[begin Entries]
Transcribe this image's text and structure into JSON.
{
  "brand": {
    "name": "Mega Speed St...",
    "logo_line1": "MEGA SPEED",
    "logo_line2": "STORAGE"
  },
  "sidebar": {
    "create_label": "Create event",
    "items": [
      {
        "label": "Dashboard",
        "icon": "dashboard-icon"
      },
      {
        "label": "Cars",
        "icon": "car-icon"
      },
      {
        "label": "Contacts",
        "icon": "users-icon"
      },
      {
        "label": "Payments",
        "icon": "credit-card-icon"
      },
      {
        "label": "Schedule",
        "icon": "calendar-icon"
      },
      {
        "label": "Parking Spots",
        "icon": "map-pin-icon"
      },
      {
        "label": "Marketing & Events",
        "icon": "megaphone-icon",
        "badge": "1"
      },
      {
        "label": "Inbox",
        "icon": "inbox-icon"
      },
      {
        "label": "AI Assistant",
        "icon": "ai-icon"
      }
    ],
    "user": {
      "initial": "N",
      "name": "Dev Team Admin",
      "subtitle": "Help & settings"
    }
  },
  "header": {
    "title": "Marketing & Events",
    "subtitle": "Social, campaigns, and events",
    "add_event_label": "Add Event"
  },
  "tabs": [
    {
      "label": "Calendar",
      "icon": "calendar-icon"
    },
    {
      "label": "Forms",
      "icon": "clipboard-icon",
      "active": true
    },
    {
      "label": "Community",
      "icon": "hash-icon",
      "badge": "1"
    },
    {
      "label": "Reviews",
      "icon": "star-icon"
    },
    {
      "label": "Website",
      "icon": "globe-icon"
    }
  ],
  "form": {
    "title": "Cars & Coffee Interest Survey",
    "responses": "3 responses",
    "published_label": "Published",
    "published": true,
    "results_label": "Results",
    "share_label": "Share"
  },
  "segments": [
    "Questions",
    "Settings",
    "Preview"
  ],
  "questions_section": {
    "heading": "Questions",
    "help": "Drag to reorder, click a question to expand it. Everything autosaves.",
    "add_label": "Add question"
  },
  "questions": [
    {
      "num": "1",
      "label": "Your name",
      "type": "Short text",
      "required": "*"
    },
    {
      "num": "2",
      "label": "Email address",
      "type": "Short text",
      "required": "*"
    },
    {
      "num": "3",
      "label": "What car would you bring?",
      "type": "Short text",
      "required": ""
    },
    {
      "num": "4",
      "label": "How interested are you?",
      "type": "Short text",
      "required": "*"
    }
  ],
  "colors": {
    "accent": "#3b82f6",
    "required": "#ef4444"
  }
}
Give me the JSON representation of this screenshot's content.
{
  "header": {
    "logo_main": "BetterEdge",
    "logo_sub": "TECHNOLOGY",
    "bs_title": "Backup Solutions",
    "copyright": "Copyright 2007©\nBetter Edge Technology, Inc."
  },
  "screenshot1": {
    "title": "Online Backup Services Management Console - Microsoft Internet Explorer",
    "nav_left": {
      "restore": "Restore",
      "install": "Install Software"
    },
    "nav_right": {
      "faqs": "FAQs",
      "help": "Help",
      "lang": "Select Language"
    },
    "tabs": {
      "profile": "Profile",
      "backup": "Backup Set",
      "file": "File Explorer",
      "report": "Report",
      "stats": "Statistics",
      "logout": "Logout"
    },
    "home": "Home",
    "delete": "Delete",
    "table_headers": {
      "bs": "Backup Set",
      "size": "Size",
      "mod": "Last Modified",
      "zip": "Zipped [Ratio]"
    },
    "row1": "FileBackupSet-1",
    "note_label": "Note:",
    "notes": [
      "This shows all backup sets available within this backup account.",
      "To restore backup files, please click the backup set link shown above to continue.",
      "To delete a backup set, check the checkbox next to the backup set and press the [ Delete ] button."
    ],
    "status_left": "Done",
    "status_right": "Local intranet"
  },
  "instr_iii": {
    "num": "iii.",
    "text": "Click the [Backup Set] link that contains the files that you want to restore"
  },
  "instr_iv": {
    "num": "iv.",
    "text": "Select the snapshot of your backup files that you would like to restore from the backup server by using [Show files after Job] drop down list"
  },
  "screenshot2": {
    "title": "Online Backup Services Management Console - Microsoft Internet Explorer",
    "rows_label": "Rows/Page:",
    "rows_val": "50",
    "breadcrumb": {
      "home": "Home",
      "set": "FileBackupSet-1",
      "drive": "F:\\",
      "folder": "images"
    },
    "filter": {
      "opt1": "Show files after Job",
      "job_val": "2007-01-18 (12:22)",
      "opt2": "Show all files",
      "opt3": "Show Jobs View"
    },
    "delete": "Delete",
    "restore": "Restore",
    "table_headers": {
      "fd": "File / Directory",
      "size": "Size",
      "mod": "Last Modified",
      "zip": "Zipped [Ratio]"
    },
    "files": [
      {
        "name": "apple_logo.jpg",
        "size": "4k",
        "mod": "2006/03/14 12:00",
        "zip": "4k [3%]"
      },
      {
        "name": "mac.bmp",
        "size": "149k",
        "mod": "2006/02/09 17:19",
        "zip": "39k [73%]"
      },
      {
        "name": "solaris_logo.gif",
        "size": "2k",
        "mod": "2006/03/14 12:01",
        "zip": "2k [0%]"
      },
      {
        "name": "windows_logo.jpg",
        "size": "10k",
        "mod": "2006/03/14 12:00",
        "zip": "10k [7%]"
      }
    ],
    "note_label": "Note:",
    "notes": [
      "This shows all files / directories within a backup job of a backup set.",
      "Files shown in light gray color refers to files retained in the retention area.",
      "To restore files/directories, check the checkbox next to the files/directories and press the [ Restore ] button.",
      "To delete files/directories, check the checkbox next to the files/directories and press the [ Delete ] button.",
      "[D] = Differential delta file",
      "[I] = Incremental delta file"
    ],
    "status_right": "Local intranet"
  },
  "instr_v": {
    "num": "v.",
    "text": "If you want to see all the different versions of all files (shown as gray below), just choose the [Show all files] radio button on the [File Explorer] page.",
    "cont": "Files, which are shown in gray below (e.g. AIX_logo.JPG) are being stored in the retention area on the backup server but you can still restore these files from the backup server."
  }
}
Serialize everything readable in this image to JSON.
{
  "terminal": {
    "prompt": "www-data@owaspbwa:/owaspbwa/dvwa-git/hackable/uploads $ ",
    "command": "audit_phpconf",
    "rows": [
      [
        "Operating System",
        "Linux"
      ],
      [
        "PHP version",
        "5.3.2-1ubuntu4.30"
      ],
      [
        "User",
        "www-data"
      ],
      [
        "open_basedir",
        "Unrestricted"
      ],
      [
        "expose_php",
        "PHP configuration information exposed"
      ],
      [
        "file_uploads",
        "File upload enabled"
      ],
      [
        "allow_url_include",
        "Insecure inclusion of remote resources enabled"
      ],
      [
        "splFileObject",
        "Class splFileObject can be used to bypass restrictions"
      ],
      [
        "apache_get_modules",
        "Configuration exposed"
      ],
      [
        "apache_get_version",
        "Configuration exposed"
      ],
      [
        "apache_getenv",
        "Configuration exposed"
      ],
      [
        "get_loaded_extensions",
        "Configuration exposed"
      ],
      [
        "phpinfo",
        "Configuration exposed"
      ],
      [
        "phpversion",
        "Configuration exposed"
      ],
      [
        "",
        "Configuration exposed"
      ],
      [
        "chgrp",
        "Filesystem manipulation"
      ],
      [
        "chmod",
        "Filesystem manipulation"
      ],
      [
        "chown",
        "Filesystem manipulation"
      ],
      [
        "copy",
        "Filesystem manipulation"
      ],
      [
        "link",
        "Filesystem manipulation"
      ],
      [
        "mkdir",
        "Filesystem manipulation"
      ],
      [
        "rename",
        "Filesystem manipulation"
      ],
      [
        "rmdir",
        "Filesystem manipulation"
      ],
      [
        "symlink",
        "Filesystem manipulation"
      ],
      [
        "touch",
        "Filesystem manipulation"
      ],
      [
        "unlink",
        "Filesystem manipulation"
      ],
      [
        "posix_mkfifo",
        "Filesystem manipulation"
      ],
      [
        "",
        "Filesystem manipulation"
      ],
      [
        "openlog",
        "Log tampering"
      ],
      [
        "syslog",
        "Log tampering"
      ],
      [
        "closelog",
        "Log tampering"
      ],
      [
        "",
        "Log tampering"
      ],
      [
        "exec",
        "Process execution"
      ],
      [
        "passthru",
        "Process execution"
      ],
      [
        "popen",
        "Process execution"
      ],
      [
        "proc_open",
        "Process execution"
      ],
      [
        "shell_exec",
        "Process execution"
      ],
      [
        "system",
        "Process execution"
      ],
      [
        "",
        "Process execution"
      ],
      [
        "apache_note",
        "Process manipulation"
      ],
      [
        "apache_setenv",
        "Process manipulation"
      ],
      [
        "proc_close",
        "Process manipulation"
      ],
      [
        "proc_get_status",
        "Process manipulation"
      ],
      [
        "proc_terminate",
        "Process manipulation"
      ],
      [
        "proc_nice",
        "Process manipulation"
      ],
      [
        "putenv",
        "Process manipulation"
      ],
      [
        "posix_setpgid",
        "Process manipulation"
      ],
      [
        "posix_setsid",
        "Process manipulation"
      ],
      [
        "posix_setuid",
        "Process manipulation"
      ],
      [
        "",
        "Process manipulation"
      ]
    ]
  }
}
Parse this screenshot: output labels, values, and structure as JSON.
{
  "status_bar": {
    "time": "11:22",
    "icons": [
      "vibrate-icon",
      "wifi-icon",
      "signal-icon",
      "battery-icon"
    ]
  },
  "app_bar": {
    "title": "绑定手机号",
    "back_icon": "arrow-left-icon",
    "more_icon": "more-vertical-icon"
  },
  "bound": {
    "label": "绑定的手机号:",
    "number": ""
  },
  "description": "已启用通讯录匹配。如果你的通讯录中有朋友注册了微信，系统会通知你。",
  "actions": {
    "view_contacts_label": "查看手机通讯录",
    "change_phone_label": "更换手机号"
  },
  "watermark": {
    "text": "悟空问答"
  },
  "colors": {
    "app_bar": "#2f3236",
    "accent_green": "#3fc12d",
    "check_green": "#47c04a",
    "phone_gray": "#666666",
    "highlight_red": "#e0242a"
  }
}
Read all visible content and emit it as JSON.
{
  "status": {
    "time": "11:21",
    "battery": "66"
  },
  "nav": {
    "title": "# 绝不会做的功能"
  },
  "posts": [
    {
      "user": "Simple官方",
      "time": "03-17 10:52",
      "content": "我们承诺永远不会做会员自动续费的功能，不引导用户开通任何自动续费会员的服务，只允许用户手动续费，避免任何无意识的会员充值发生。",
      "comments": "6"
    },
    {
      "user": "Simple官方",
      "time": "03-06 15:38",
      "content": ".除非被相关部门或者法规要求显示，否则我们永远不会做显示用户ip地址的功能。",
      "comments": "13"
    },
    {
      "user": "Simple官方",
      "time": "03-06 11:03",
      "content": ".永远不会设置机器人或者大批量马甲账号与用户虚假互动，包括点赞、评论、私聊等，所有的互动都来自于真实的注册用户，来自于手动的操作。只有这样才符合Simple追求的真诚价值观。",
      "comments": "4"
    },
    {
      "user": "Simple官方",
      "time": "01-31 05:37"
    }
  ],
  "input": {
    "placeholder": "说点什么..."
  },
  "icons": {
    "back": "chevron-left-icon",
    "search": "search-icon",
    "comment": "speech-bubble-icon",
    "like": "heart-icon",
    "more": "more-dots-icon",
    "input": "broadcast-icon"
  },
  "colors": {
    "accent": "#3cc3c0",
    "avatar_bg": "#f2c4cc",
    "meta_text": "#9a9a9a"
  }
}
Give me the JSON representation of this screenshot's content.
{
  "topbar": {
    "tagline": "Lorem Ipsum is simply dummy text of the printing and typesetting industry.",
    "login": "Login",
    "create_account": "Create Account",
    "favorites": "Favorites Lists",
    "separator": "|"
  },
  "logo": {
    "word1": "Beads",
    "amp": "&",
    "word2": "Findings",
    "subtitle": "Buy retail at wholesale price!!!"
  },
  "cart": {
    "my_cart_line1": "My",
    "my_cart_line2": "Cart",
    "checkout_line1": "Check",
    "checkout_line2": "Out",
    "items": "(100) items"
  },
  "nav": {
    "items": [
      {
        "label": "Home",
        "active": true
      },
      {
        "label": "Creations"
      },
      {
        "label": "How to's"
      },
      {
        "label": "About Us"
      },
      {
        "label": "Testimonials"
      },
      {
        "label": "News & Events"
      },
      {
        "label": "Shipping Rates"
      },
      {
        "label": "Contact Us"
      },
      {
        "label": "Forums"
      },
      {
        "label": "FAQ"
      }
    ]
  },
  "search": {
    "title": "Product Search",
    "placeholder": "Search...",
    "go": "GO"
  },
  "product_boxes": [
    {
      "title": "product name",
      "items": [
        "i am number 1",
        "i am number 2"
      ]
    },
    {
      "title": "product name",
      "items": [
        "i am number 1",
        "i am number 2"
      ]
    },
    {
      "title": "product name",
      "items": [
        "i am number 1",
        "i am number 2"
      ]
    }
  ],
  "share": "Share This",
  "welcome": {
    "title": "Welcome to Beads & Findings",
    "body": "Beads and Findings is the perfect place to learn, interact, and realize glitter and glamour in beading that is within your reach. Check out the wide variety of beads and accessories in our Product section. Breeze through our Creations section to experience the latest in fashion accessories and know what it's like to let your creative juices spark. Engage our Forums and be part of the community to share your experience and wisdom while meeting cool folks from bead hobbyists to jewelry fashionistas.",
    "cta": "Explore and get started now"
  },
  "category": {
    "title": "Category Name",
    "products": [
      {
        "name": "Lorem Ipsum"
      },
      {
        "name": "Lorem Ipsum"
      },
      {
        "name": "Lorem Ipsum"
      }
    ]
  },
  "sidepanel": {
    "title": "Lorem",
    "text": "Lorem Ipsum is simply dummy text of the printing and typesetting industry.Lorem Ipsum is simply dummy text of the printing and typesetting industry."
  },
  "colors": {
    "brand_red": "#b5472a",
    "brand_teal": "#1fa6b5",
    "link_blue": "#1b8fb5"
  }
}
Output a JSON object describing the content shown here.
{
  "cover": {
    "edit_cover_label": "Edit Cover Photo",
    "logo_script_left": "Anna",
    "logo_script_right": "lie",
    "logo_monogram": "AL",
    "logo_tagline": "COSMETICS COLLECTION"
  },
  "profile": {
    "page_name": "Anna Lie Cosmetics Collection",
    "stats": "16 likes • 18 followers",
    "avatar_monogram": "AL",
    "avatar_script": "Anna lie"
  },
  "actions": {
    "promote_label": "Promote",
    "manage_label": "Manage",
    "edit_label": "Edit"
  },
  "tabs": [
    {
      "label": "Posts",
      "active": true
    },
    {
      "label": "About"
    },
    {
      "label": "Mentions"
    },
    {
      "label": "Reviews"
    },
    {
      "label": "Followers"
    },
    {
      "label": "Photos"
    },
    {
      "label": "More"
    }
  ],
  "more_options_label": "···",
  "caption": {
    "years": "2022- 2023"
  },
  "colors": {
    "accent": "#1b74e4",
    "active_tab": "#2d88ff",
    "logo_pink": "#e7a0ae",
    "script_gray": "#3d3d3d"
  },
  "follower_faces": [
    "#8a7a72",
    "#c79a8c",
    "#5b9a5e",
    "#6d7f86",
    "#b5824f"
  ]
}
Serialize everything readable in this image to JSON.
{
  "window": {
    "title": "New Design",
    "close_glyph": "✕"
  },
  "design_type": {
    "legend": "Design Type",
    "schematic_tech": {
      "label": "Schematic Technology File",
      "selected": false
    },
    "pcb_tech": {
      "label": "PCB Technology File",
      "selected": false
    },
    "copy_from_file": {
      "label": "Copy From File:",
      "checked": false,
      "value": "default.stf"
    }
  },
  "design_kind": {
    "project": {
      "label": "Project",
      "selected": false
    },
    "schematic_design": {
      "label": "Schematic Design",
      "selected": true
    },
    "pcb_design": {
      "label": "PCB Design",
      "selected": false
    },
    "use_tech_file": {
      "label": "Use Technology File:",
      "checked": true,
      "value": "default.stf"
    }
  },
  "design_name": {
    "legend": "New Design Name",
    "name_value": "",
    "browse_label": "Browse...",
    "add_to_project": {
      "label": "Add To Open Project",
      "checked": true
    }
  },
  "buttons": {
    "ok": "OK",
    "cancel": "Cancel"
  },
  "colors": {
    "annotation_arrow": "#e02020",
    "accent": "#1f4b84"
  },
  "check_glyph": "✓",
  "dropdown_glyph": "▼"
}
[end Entries]
■ **What the task requires**
From the records given above, copy all lines containing "checkbox".

■ **Expected answer**
      "To delete a backup set, check the checkbox next to the backup set and press the [ Delete ] button."
      "To restore files/directories, check the checkbox next to the files/directories and press the [ Restore ] button.",
      "To delete files/directories, check the checkbox next to the files/directories and press the [ Delete ] button.",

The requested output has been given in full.